All of the records below should be output exactly.

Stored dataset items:
════
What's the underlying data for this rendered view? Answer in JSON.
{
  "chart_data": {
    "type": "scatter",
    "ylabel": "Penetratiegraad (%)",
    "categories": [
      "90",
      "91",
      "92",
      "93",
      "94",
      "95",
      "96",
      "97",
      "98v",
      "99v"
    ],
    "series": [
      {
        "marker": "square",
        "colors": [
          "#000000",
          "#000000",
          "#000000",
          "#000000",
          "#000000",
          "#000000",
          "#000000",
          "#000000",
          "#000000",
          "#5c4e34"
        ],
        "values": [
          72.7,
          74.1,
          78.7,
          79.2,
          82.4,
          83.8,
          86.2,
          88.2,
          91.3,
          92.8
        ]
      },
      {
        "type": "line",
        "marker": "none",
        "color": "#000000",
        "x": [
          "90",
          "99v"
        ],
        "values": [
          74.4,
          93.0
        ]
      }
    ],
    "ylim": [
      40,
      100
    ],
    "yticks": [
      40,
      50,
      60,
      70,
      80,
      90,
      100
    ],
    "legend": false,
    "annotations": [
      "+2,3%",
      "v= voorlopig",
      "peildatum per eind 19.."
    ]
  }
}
════
— Task solution —
What's the underlying data for this rendered view? Answer in JSON.
{
  "chart_data": {
    "type": "scatter",
    "ylabel": "Penetratiegraad (%)",
    "categories": [
      "90",
      "91",
      "92",
      "93",
      "94",
      "95",
      "96",
      "97",
      "98v",
      "99v"
    ],
    "series": [
      {
        "marker": "square",
        "colors": [
          "#000000",
          "#000000",
          "#000000",
          "#000000",
          "#000000",
          "#000000",
          "#000000",
          "#000000",
          "#000000",
          "#5c4e34"
        ],
        "values": [
          72.7,
          74.1,
          78.7,
          79.2,
          82.4,
          83.8,
          86.2,
          88.2,
          91.3,
          92.8
        ]
      },
      {
        "type": "line",
        "marker": "none",
        "color": "#000000",
        "x": [
          "90",
          "99v"
        ],
        "values": [
          74.4,
          93.0
        ]
      }
    ],
    "ylim": [
      40,
      100
    ],
    "yticks": [
      40,
      50,
      60,
      70,
      80,
      90,
      100
    ],
    "legend": false,
    "annotations": [
      "+2,3%",
      "v= voorlopig",
      "peildatum per eind 19.."
    ]
  }
}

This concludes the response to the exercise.